-- begin --
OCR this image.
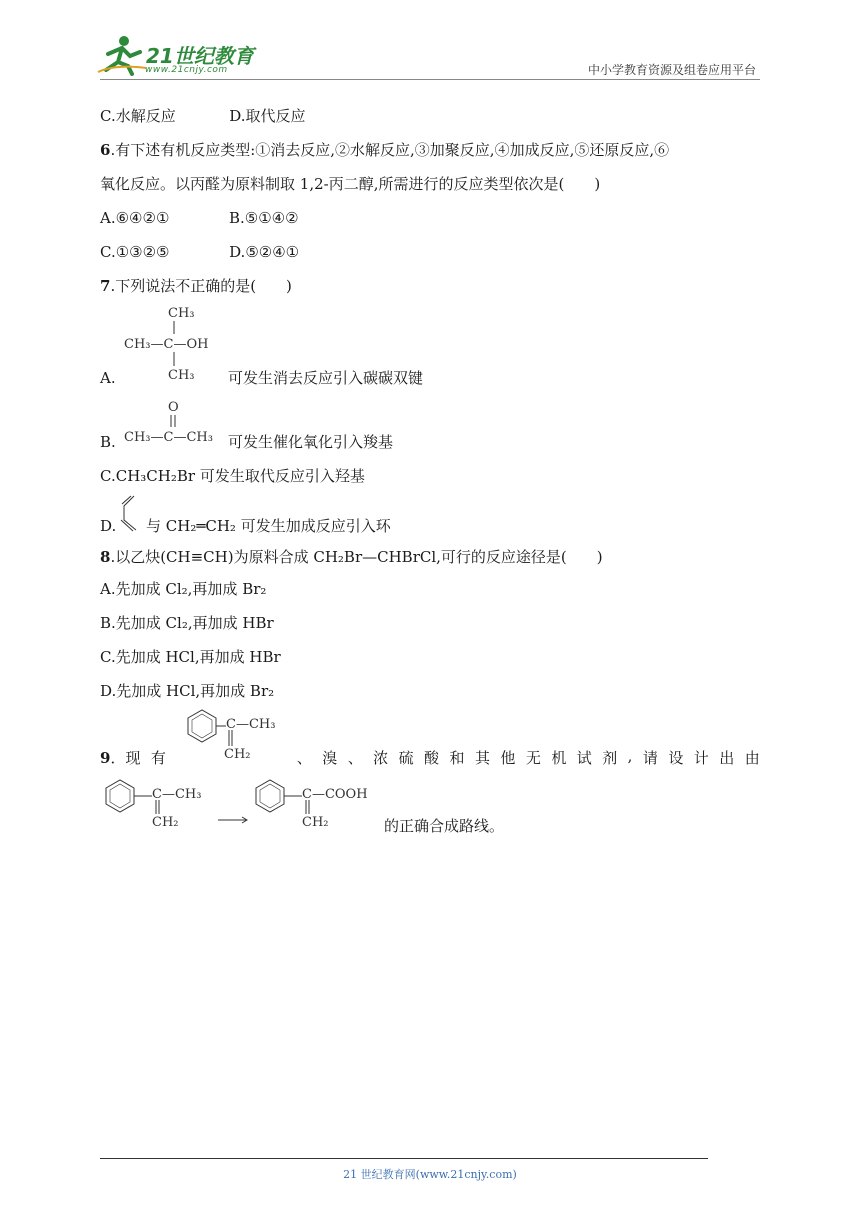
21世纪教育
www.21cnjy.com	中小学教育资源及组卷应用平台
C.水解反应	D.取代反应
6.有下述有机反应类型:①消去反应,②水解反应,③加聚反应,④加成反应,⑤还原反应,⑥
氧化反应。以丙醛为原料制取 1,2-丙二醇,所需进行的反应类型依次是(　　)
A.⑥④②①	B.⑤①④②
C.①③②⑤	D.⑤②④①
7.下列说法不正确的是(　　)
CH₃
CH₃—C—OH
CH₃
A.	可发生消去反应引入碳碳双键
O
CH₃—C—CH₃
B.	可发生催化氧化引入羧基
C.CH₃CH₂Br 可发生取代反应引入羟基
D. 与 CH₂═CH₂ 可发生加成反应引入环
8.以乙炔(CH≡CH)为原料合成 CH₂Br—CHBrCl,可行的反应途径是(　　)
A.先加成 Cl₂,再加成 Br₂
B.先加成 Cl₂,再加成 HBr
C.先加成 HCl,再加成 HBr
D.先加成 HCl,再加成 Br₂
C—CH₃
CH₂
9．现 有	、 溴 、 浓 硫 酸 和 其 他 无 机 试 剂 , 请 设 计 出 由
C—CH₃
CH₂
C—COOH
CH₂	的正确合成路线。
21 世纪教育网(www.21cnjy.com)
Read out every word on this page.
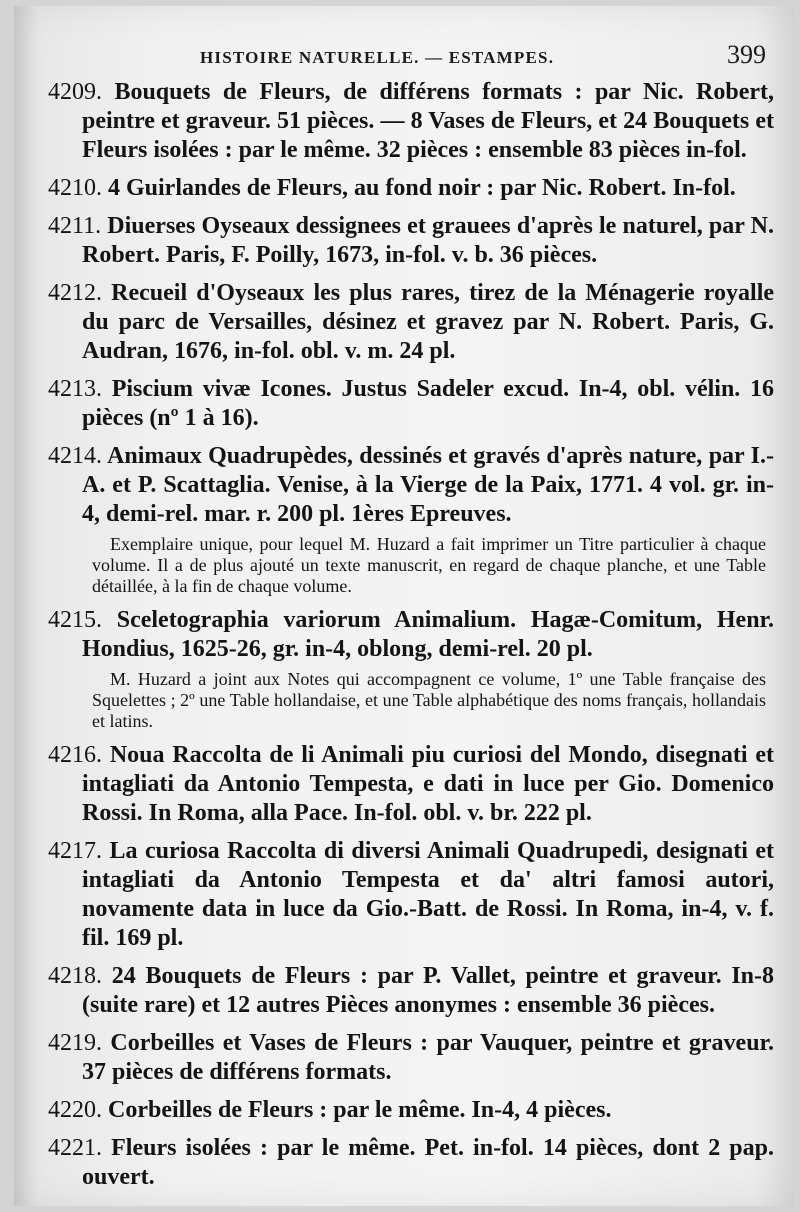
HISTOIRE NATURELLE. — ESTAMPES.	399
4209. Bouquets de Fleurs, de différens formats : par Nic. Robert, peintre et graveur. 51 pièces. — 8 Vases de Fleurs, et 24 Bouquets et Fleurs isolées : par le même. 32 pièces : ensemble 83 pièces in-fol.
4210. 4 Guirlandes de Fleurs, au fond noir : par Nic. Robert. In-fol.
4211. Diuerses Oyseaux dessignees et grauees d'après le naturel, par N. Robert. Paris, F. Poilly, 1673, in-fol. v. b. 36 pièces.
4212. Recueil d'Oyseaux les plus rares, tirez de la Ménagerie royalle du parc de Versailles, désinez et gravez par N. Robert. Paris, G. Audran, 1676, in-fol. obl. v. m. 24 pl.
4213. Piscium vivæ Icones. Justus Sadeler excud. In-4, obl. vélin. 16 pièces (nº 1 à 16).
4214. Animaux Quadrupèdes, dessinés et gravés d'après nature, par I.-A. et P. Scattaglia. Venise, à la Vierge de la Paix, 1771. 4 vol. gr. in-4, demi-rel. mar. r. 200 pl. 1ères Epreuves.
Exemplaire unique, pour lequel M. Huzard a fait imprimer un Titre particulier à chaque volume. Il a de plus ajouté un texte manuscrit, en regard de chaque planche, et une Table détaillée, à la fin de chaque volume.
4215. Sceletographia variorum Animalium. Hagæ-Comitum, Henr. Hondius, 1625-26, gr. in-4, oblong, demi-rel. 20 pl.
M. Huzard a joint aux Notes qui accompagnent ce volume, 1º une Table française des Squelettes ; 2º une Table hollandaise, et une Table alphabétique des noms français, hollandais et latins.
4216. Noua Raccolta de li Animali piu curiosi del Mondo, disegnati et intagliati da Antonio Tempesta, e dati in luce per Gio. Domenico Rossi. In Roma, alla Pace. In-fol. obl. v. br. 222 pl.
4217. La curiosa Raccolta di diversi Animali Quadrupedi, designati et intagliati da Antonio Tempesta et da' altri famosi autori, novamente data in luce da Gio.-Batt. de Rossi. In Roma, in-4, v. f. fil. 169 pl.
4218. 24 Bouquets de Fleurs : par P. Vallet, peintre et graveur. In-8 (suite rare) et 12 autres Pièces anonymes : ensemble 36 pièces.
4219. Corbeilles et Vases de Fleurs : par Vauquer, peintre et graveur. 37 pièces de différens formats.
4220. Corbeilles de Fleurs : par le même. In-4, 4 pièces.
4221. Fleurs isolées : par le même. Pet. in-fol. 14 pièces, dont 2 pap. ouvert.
-- end --
▶ [What is needed]: Pick out the lines that contain "Vases" and copy them.

▶ [The reply]:
4209. Bouquets de Fleurs, de différens formats : par Nic. Robert, peintre et graveur. 51 pièces. — 8 Vases de Fleurs, et 24 Bouquets et Fleurs isolées : par le même. 32 pièces : ensemble 83 pièces in-fol.
4219. Corbeilles et Vases de Fleurs : par Vauquer, peintre et graveur. 37 pièces de différens formats.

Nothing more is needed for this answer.